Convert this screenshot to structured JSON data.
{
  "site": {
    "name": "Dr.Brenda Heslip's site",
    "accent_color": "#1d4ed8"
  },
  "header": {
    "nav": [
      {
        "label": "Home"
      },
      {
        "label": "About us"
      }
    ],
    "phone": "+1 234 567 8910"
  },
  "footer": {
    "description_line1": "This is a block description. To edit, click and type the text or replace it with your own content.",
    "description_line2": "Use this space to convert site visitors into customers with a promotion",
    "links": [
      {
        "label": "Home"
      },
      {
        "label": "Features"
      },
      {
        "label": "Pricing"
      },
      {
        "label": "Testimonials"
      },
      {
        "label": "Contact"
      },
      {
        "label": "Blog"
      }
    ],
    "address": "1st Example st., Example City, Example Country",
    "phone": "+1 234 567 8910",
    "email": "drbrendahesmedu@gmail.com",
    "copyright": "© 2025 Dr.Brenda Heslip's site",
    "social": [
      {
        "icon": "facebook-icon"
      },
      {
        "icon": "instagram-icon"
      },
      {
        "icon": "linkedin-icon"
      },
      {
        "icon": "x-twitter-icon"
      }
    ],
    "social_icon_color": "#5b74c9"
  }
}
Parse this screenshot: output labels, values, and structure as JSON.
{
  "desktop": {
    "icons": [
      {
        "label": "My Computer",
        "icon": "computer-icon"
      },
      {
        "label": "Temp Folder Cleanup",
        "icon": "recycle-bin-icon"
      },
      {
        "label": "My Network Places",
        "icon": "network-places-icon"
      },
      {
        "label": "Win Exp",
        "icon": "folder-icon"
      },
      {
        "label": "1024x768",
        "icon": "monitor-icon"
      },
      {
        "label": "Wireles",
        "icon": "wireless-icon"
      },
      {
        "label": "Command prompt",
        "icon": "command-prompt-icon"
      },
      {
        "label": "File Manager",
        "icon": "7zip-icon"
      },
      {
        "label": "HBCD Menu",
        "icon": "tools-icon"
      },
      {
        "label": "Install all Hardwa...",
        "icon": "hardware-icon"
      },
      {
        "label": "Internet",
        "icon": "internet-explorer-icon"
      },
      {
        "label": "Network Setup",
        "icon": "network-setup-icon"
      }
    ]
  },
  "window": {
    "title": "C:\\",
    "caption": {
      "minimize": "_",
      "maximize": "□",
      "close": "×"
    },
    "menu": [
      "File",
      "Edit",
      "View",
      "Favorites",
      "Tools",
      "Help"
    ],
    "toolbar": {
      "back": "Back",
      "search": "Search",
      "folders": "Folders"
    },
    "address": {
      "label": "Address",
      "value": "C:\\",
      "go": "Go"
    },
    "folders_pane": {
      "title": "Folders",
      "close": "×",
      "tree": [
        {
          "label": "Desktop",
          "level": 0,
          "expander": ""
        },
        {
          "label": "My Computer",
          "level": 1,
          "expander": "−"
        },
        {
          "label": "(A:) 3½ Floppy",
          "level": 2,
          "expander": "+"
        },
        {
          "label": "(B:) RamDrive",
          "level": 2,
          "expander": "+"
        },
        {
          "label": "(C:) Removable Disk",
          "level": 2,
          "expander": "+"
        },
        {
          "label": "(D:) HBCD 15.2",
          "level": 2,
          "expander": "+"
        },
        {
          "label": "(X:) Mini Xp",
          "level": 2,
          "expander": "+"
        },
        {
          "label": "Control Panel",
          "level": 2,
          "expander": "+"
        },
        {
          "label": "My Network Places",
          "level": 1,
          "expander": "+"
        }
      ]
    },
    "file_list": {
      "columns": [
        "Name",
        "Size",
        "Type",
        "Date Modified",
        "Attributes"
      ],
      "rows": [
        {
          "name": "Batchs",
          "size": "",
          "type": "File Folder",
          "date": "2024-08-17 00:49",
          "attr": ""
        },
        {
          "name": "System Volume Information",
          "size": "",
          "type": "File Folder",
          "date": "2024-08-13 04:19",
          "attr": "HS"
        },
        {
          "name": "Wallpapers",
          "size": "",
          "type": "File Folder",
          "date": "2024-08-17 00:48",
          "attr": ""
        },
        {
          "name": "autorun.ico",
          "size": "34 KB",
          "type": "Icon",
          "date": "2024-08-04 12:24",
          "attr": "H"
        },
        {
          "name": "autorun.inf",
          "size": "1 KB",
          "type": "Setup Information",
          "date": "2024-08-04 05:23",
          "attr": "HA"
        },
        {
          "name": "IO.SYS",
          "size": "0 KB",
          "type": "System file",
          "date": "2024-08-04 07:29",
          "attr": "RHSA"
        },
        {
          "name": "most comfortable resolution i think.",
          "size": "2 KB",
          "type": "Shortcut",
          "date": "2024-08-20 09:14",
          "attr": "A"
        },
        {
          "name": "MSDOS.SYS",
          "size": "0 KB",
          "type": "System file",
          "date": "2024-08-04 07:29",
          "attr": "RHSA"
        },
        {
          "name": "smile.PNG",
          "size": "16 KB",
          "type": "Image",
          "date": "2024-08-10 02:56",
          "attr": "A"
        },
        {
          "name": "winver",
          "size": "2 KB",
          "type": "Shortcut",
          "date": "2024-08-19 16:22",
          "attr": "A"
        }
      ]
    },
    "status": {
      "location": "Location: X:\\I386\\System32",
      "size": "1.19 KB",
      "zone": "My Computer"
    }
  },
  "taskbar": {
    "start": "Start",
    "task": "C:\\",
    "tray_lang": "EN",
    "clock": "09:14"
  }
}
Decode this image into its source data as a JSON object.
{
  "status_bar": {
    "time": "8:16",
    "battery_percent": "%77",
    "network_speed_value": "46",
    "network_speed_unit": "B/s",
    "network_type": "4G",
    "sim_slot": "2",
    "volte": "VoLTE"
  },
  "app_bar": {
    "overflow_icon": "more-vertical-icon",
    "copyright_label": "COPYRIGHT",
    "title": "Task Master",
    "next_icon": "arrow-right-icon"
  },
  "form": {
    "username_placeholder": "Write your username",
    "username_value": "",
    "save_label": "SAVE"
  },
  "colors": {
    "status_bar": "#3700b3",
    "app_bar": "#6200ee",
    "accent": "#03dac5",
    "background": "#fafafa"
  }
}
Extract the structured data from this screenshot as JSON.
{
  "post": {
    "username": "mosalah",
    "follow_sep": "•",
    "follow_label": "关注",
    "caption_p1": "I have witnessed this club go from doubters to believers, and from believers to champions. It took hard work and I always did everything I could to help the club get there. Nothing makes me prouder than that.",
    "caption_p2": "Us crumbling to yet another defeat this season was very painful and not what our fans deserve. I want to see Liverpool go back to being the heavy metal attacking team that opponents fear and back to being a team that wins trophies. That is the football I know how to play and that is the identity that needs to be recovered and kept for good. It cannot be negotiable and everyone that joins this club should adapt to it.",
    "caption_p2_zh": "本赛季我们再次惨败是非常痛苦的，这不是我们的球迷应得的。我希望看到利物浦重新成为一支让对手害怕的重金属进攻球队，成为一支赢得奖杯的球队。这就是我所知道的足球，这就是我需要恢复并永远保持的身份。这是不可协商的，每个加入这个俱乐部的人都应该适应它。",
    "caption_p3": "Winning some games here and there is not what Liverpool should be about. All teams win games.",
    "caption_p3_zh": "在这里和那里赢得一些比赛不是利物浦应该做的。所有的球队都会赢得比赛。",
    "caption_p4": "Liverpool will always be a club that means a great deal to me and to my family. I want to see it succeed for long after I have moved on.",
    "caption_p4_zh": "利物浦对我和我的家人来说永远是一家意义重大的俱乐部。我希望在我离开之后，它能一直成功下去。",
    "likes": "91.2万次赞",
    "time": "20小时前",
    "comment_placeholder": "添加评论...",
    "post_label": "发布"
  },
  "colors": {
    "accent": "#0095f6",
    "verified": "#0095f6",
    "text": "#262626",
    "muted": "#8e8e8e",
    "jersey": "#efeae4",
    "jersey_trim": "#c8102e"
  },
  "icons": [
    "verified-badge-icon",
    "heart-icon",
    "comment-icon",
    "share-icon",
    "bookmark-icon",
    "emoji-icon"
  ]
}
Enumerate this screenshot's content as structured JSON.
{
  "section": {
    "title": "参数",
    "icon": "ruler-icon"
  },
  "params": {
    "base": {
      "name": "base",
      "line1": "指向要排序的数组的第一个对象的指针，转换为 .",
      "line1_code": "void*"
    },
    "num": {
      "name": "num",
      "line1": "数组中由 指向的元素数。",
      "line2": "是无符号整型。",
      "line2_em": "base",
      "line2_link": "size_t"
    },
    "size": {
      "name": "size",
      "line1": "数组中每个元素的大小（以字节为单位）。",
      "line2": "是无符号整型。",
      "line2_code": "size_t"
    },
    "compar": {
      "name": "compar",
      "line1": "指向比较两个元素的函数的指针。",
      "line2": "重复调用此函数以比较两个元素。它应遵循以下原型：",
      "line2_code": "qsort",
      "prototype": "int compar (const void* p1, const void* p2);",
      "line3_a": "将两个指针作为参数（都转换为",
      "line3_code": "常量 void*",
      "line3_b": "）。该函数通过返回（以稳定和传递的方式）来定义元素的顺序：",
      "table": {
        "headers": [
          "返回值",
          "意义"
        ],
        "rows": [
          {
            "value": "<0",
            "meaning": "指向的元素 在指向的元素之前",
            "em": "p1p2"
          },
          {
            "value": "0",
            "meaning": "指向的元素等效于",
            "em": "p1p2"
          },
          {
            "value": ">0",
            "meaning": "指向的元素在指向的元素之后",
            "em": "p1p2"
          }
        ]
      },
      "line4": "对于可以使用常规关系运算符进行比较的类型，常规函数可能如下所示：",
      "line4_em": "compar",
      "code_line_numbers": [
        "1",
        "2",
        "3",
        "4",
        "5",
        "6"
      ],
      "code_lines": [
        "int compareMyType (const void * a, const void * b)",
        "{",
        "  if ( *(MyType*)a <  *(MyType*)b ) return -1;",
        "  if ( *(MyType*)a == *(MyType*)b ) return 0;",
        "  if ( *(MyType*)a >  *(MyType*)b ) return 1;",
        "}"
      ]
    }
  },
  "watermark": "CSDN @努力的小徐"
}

» To be done: Using the records above, say how many lines include the string "Information". Only the number is wanted.

» Response to this task: 2